→ Extrait de la page:
◆ ◆ ◆ ◆

Clair de Lune/Moonlighting

dimanche 26 mars 2006, par Jarod

Après trois mois d’interruption les vieux pots reviennent avec une série exceptionnelle à tout point de vue, un petit bijou de la télé, une production révolutionnaire.

Il fallait un sacré courage pour regarder Clair de Lune quand elle a été diffusée pour la première fois par M6. a l’époque la sixième chaîne était encore toute petite, commençait à peine à monter, et surtout n’avait pas suffisamment d’émetteurs pour couvrir l’ensemble du territoire, et dans certaines zones (dont la mienne) les programmes arrivaient quelque peu brouillés, et encore quand le temps le permettait, les jours de pluie il n’était pas question de regarder la chaîne qui virait à l’écran de neige. Si l’on ajoute que la qualité de copies des épisodes est loin d’être à la hauteur on se retrouve devant des images dignes de séries des années 60 n’ayant jamais vu l’ombre d’une restauration (et encore... il semble que ce sont les mêmes copies qui tournent encore en ce moment sur les chaînes françaises.) Passons. Malgré tout cela quand se faisaient entendre les premières notes du générique et que s’élevait la voix d’Al Jarreau, s’ouvraient 45 minutes de non-sens, de dialogues à la mitraillette, d’enquêtes farfelues, de parodie, de second degré, bref trois quarts d’heure de bonheur dans un univers télévisuel sombre en cette fin de décennie.

Clair de Lune est une série révolutionnaire. Je sais que c’est frapper fort d’entrée, mais même si elle n’a pas eu l’impact de Hill Street Blues sur la manière de produire les séries, l’aspect expérimental de Twin Peaks, elle a bousculé la narration télévisuelle d’une telle façon que, même si elle n’a pas de véritable héritière elle imprègne (un petit) nombre de séries 20 ans après sa diffusion.

En 1985 ; alors que le paysage télévisuel Us est en pleine reconstruction, ABC lance une des séries les plus originales depuis l’invention du genre : Monnlighting (Clair de Lune).
Les téléspectateurs pensent avoir affaire à une nouvelle série policière mettant en scène un duo de détectives que tout oppose. À première vue ils n’ont pas tort. Mais à première vue seulement. Car à y regarder de plus près Clair de Lune n’a de policières que les atours et nous savons très bien que l’habit de fait pas le moine.

Glenn Gordon Caron a l’idée de Clair de Lune alors qu’il travaille comme scénariste sur Reminston Steele. Il n’est pas satisfait de la dynamique du duo vedette de la série, trop classique, et surtout il trouve Pierce Brosnan trop lisse. Il voudrait d’un duo plus incisif, et d’un personnage masculin moins propre sur lui.
ABC lui laissant carte blanche pour développer une série il reprend cette idée de duo, mais décide de faire de Clair de Lune une série plus libre, plus originale, plus folle.

◆ ◆ ◆ ◆

→ Consignes:
1 > Actualisez le passage de l'article sur Clair de Lune qui commence par « Glenn Gordon Caron » et va jusqu'à « originale, plus folle. », en y remplaçant « Pierce Brosnan » par « le héros masculin ».
2 > Quelles séries, en dehors de Clair de Lune elle-même, l'article sur Clair de Lune cite-t-il ?
3 > D'après l'article sur Clair de Lune, qui a eu l'idée de la série ?

◆ ◆ ◆ ◆

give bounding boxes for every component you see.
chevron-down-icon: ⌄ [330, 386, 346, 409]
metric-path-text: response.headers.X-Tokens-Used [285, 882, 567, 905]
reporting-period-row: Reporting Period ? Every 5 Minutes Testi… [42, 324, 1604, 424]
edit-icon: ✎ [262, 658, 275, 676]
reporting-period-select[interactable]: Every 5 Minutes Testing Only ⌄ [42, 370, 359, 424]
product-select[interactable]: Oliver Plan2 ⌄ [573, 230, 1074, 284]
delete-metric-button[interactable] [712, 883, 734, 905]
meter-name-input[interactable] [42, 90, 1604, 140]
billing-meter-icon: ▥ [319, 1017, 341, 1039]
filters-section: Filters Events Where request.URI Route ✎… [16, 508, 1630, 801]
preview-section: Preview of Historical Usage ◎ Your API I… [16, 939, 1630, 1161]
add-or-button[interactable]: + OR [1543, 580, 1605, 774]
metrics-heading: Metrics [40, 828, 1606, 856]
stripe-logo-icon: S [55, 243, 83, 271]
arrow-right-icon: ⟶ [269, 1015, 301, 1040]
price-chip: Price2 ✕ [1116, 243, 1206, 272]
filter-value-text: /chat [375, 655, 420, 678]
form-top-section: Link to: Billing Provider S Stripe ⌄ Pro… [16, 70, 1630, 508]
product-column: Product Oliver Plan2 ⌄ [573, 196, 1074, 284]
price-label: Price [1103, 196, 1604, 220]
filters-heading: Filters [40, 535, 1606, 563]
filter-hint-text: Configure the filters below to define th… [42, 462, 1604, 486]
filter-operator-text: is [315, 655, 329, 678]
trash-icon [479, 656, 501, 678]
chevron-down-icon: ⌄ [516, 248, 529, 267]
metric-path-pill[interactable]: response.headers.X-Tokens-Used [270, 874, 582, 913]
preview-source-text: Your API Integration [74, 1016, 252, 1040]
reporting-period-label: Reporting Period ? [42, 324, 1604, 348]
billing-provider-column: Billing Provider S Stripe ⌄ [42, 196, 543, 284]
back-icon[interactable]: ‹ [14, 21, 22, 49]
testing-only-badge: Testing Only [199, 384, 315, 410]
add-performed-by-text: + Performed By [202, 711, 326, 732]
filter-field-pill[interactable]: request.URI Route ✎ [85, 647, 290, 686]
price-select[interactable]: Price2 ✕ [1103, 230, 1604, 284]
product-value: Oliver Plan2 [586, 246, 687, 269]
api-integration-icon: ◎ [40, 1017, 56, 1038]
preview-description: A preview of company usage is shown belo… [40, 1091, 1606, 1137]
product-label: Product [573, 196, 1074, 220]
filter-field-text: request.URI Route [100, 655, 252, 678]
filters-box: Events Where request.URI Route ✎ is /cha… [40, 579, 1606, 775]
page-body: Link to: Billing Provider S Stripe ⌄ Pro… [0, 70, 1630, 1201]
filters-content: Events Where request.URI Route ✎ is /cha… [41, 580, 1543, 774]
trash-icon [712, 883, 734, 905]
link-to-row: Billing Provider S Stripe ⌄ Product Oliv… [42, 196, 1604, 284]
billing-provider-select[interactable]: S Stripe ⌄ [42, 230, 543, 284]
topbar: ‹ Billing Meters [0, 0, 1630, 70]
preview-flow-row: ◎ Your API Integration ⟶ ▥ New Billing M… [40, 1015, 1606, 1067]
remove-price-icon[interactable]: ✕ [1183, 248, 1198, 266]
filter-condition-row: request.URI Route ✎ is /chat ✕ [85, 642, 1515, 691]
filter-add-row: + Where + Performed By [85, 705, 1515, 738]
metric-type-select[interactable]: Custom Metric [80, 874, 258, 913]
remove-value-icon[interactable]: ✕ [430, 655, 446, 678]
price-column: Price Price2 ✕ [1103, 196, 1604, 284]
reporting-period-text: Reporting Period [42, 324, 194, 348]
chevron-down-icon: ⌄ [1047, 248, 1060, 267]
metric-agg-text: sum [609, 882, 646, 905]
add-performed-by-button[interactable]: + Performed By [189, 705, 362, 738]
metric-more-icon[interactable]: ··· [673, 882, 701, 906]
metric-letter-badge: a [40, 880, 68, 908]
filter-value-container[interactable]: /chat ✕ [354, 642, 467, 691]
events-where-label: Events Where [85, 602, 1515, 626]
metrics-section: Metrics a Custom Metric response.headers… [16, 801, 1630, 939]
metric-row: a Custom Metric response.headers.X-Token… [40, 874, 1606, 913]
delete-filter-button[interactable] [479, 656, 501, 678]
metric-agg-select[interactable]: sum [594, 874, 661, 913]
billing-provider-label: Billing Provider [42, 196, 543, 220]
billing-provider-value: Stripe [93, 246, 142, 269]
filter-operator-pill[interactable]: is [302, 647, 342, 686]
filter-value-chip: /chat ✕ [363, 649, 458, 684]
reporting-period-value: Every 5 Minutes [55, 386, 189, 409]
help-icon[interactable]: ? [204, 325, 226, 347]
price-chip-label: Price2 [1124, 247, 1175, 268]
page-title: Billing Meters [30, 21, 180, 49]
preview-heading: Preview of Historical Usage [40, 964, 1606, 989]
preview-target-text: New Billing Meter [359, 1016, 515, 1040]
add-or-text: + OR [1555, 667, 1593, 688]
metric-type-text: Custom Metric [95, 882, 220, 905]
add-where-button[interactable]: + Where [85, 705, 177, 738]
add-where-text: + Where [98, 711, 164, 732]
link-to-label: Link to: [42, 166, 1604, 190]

◆ ◆ ◆ ◆

→ Corrigé des exercices:
1 >
Glenn Gordon Caron a l’idée de Clair de Lune alors qu’il travaille comme scénariste sur Reminston Steele. Il n’est pas satisfait de la dynamique du duo vedette de la série, trop classique, et surtout il trouve le héros masculin trop lisse. Il voudrait d’un duo plus incisif, et d’un personnage masculin moins propre sur lui.
ABC lui laissant carte blanche pour développer une série il reprend cette idée de duo, mais décide de faire de Clair de Lune une série plus libre, plus originale, plus folle.

2 > Hill Street Blues, Twin Peaks, Reminston Steele

3 > Glenn Gordon Caron